# Written exercise:
Word for word, set down the records and skip each picture.

# Material for this task:
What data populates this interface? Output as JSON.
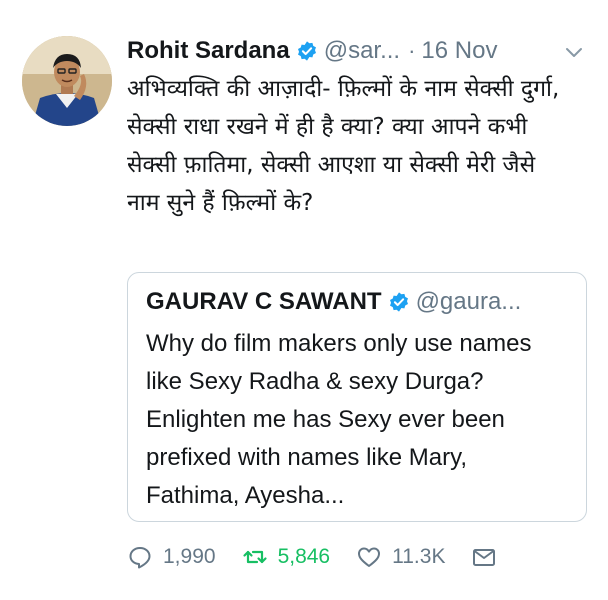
{
  "tweet": {
    "author_name": "Rohit Sardana",
    "handle": "@sar...",
    "separator": "·",
    "timestamp": "16 Nov",
    "text": "अभिव्यक्ति की आज़ादी- फ़िल्मों के नाम सेक्सी दुर्गा, सेक्सी राधा रखने में ही है क्या? क्या आपने कभी सेक्सी फ़ातिमा, सेक्सी आएशा या सेक्सी मेरी जैसे नाम सुने हैं फ़िल्मों के?"
  },
  "quoted_tweet": {
    "author_name": "GAURAV C SAWANT",
    "handle": "@gaura...",
    "text": "Why do film makers only use names like Sexy Radha & sexy Durga? Enlighten me has Sexy ever been prefixed with names like Mary, Fathima, Ayesha..."
  },
  "actions": {
    "replies": "1,990",
    "retweets": "5,846",
    "likes": "11.3K"
  },
  "icons": {
    "verified": "verified-badge-icon",
    "menu": "chevron-down-icon",
    "reply": "reply-icon",
    "retweet": "retweet-icon",
    "like": "heart-icon",
    "message": "envelope-icon"
  },
  "colors": {
    "verified_blue": "#1da1f2",
    "secondary_text": "#657786",
    "retweet_green": "#17bf63",
    "border": "#ccd6dd"
  }
}
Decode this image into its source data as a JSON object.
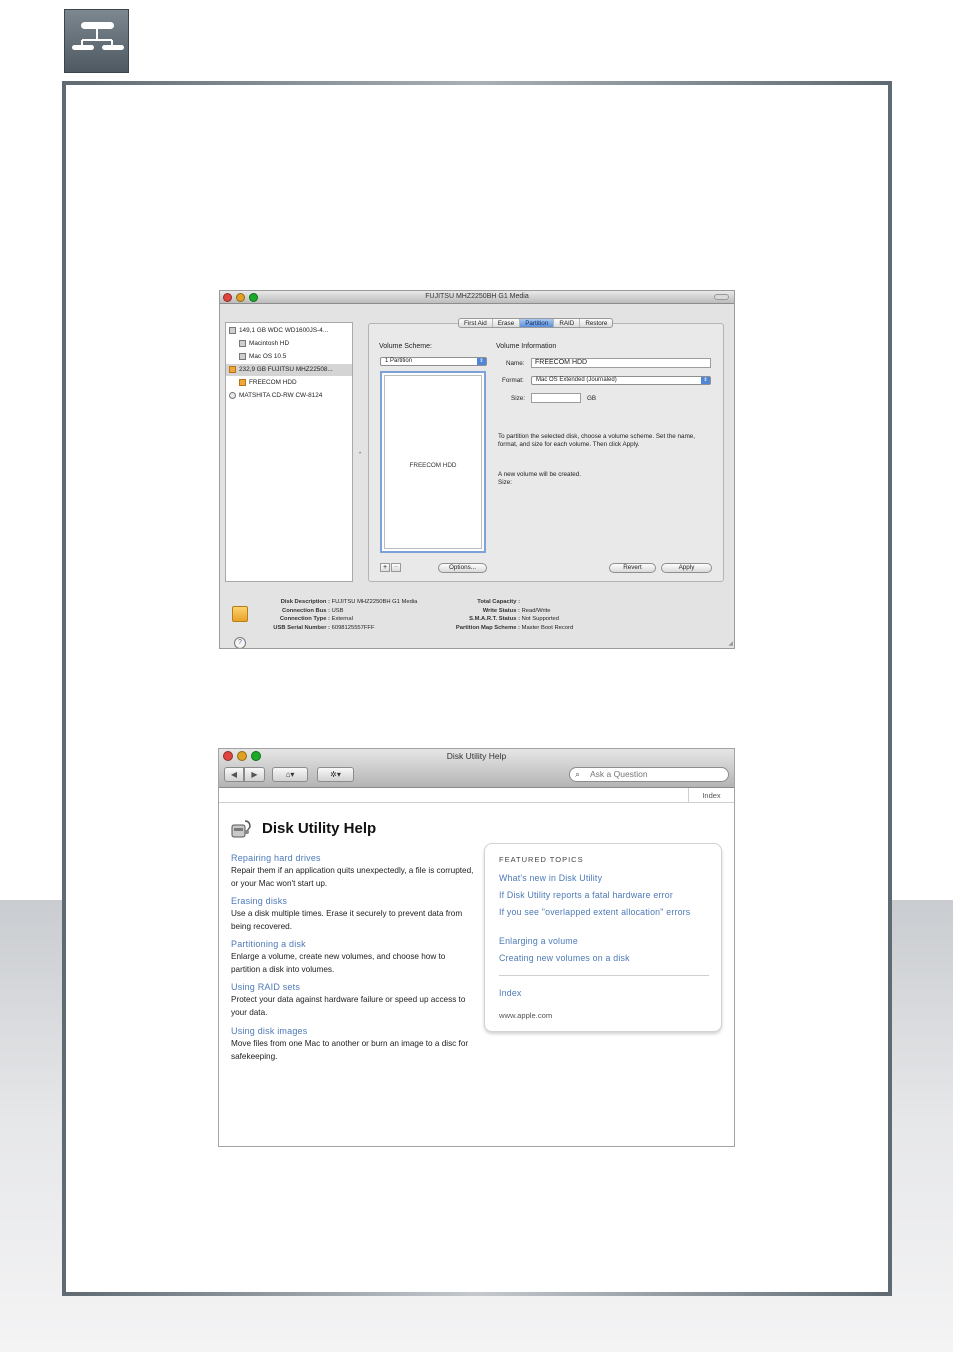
{
  "disk_utility": {
    "title": "FUJITSU MHZ2250BH G1 Media",
    "sidebar": [
      {
        "label": "149,1 GB WDC WD1600JS-4...",
        "icon": "hard-disk-icon"
      },
      {
        "label": "Macintosh HD",
        "icon": "volume-icon"
      },
      {
        "label": "Mac OS 10.5",
        "icon": "volume-icon"
      },
      {
        "label": "232,9 GB FUJITSU MHZ22508...",
        "icon": "external-disk-icon"
      },
      {
        "label": "FREECOM HDD",
        "icon": "external-volume-icon"
      },
      {
        "label": "MATSHITA CD-RW CW-8124",
        "icon": "optical-drive-icon"
      }
    ],
    "tabs": [
      "First Aid",
      "Erase",
      "Partition",
      "RAID",
      "Restore"
    ],
    "active_tab": "Partition",
    "volume_scheme_label": "Volume Scheme:",
    "volume_scheme_value": "1 Partition",
    "volume_info_label": "Volume Information",
    "name_label": "Name:",
    "name_value": "FREECOM HDD",
    "format_label": "Format:",
    "format_value": "Mac OS Extended (Journaled)",
    "size_label": "Size:",
    "size_unit": "GB",
    "size_value": "",
    "volume_map_label": "FREECOM HDD",
    "instructions": "To partition the selected disk, choose a volume scheme. Set the name, format, and size for each volume. Then click Apply.",
    "new_volume_note": "A new volume will be created.",
    "new_volume_size": "Size:",
    "add_label": "+",
    "remove_label": "−",
    "options_label": "Options...",
    "revert_label": "Revert",
    "apply_label": "Apply",
    "details_left": [
      {
        "key": "Disk Description :",
        "value": "FUJITSU MHZ2250BH G1 Media"
      },
      {
        "key": "Connection Bus :",
        "value": "USB"
      },
      {
        "key": "Connection Type :",
        "value": "External"
      },
      {
        "key": "USB Serial Number :",
        "value": "6098125557FFF"
      }
    ],
    "details_right": [
      {
        "key": "Total Capacity :",
        "value": ""
      },
      {
        "key": "Write Status :",
        "value": "Read/Write"
      },
      {
        "key": "S.M.A.R.T. Status :",
        "value": "Not Supported"
      },
      {
        "key": "Partition Map Scheme :",
        "value": "Master Boot Record"
      }
    ],
    "help_button": "?"
  },
  "help_window": {
    "title": "Disk Utility Help",
    "search_placeholder": "Ask a Question",
    "index_tab": "Index",
    "heading": "Disk Utility Help",
    "topics": [
      {
        "link": "Repairing hard drives",
        "desc": "Repair them if an application quits unexpectedly, a file is corrupted, or your Mac won't start up."
      },
      {
        "link": "Erasing disks",
        "desc": "Use a disk multiple times. Erase it securely to prevent data from being recovered."
      },
      {
        "link": "Partitioning a disk",
        "desc": "Enlarge a volume, create new volumes, and choose how to partition a disk into volumes."
      },
      {
        "link": "Using RAID sets",
        "desc": "Protect your data against hardware failure or speed up access to your data."
      },
      {
        "link": "Using disk images",
        "desc": "Move files from one Mac to another or burn an image to a disc for safekeeping."
      }
    ],
    "featured_heading": "FEATURED TOPICS",
    "featured": [
      "What's new in Disk Utility",
      "If Disk Utility reports a fatal hardware error",
      "If you see \"overlapped extent allocation\" errors",
      "Enlarging a volume",
      "Creating new volumes on a disk"
    ],
    "index_link": "Index",
    "apple_link": "www.apple.com"
  },
  "colors": {
    "frame": "#5f6a73",
    "link": "#4d7ab8",
    "selection": "#5b8fdb"
  }
}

# Task response:
What data populates this interface? Output as JSON.
{
  "tweet": {
    "author_name": "Rohit Sardana",
    "handle": "@sar...",
    "separator": "·",
    "timestamp": "16 Nov",
    "text": "अभिव्यक्ति की आज़ादी- फ़िल्मों के नाम सेक्सी दुर्गा, सेक्सी राधा रखने में ही है क्या? क्या आपने कभी सेक्सी फ़ातिमा, सेक्सी आएशा या सेक्सी मेरी जैसे नाम सुने हैं फ़िल्मों के?"
  },
  "quoted_tweet": {
    "author_name": "GAURAV C SAWANT",
    "handle": "@gaura...",
    "text": "Why do film makers only use names like Sexy Radha & sexy Durga? Enlighten me has Sexy ever been prefixed with names like Mary, Fathima, Ayesha..."
  },
  "actions": {
    "replies": "1,990",
    "retweets": "5,846",
    "likes": "11.3K"
  },
  "icons": {
    "verified": "verified-badge-icon",
    "menu": "chevron-down-icon",
    "reply": "reply-icon",
    "retweet": "retweet-icon",
    "like": "heart-icon",
    "message": "envelope-icon"
  },
  "colors": {
    "verified_blue": "#1da1f2",
    "secondary_text": "#657786",
    "retweet_green": "#17bf63",
    "border": "#ccd6dd"
  }
}
Decode this image into its source data as a JSON object.
{
  "disk_utility": {
    "title": "FUJITSU MHZ2250BH G1 Media",
    "sidebar": [
      {
        "label": "149,1 GB WDC WD1600JS-4...",
        "icon": "hard-disk-icon"
      },
      {
        "label": "Macintosh HD",
        "icon": "volume-icon"
      },
      {
        "label": "Mac OS 10.5",
        "icon": "volume-icon"
      },
      {
        "label": "232,9 GB FUJITSU MHZ22508...",
        "icon": "external-disk-icon"
      },
      {
        "label": "FREECOM HDD",
        "icon": "external-volume-icon"
      },
      {
        "label": "MATSHITA CD-RW CW-8124",
        "icon": "optical-drive-icon"
      }
    ],
    "tabs": [
      "First Aid",
      "Erase",
      "Partition",
      "RAID",
      "Restore"
    ],
    "active_tab": "Partition",
    "volume_scheme_label": "Volume Scheme:",
    "volume_scheme_value": "1 Partition",
    "volume_info_label": "Volume Information",
    "name_label": "Name:",
    "name_value": "FREECOM HDD",
    "format_label": "Format:",
    "format_value": "Mac OS Extended (Journaled)",
    "size_label": "Size:",
    "size_unit": "GB",
    "size_value": "",
    "volume_map_label": "FREECOM HDD",
    "instructions": "To partition the selected disk, choose a volume scheme. Set the name, format, and size for each volume. Then click Apply.",
    "new_volume_note": "A new volume will be created.",
    "new_volume_size": "Size:",
    "add_label": "+",
    "remove_label": "−",
    "options_label": "Options...",
    "revert_label": "Revert",
    "apply_label": "Apply",
    "details_left": [
      {
        "key": "Disk Description :",
        "value": "FUJITSU MHZ2250BH G1 Media"
      },
      {
        "key": "Connection Bus :",
        "value": "USB"
      },
      {
        "key": "Connection Type :",
        "value": "External"
      },
      {
        "key": "USB Serial Number :",
        "value": "6098125557FFF"
      }
    ],
    "details_right": [
      {
        "key": "Total Capacity :",
        "value": ""
      },
      {
        "key": "Write Status :",
        "value": "Read/Write"
      },
      {
        "key": "S.M.A.R.T. Status :",
        "value": "Not Supported"
      },
      {
        "key": "Partition Map Scheme :",
        "value": "Master Boot Record"
      }
    ],
    "help_button": "?"
  },
  "help_window": {
    "title": "Disk Utility Help",
    "search_placeholder": "Ask a Question",
    "index_tab": "Index",
    "heading": "Disk Utility Help",
    "topics": [
      {
        "link": "Repairing hard drives",
        "desc": "Repair them if an application quits unexpectedly, a file is corrupted, or your Mac won't start up."
      },
      {
        "link": "Erasing disks",
        "desc": "Use a disk multiple times. Erase it securely to prevent data from being recovered."
      },
      {
        "link": "Partitioning a disk",
        "desc": "Enlarge a volume, create new volumes, and choose how to partition a disk into volumes."
      },
      {
        "link": "Using RAID sets",
        "desc": "Protect your data against hardware failure or speed up access to your data."
      },
      {
        "link": "Using disk images",
        "desc": "Move files from one Mac to another or burn an image to a disc for safekeeping."
      }
    ],
    "featured_heading": "FEATURED TOPICS",
    "featured": [
      "What's new in Disk Utility",
      "If Disk Utility reports a fatal hardware error",
      "If you see \"overlapped extent allocation\" errors",
      "Enlarging a volume",
      "Creating new volumes on a disk"
    ],
    "index_link": "Index",
    "apple_link": "www.apple.com"
  },
  "colors": {
    "frame": "#5f6a73",
    "link": "#4d7ab8",
    "selection": "#5b8fdb"
  }
}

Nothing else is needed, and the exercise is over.